* **Requirement**
Provide the records once more, identical to the original.

* **Supplied records**
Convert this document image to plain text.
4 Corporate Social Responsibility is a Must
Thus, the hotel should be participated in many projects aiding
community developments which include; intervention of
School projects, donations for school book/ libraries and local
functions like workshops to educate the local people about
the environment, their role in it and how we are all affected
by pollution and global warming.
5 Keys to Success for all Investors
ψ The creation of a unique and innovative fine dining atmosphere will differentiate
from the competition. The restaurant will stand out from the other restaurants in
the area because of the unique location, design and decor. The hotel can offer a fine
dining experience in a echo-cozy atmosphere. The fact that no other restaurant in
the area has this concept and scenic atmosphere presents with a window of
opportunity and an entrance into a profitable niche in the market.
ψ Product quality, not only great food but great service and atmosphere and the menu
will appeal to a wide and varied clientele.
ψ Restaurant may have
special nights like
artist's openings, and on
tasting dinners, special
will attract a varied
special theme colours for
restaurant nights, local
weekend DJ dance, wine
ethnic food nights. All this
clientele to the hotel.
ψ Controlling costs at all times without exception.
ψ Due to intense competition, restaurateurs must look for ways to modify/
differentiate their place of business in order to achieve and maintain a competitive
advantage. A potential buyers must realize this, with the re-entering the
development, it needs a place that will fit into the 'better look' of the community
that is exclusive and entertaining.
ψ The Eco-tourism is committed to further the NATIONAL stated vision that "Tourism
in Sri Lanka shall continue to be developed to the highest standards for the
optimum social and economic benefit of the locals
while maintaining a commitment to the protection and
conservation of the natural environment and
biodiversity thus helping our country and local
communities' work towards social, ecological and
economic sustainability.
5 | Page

* **Problem solution**
Convert this document image to plain text.
4 Corporate Social Responsibility is a Must
Thus, the hotel should be participated in many projects aiding
community developments which include; intervention of
School projects, donations for school book/ libraries and local
functions like workshops to educate the local people about
the environment, their role in it and how we are all affected
by pollution and global warming.
5 Keys to Success for all Investors
ψ The creation of a unique and innovative fine dining atmosphere will differentiate
from the competition. The restaurant will stand out from the other restaurants in
the area because of the unique location, design and decor. The hotel can offer a fine
dining experience in a echo-cozy atmosphere. The fact that no other restaurant in
the area has this concept and scenic atmosphere presents with a window of
opportunity and an entrance into a profitable niche in the market.
ψ Product quality, not only great food but great service and atmosphere and the menu
will appeal to a wide and varied clientele.
ψ Restaurant may have
special nights like
artist's openings, and on
tasting dinners, special
will attract a varied
special theme colours for
restaurant nights, local
weekend DJ dance, wine
ethnic food nights. All this
clientele to the hotel.
ψ Controlling costs at all times without exception.
ψ Due to intense competition, restaurateurs must look for ways to modify/
differentiate their place of business in order to achieve and maintain a competitive
advantage. A potential buyers must realize this, with the re-entering the
development, it needs a place that will fit into the 'better look' of the community
that is exclusive and entertaining.
ψ The Eco-tourism is committed to further the NATIONAL stated vision that "Tourism
in Sri Lanka shall continue to be developed to the highest standards for the
optimum social and economic benefit of the locals
while maintaining a commitment to the protection and
conservation of the natural environment and
biodiversity thus helping our country and local
communities' work towards social, ecological and
economic sustainability.
5 | Page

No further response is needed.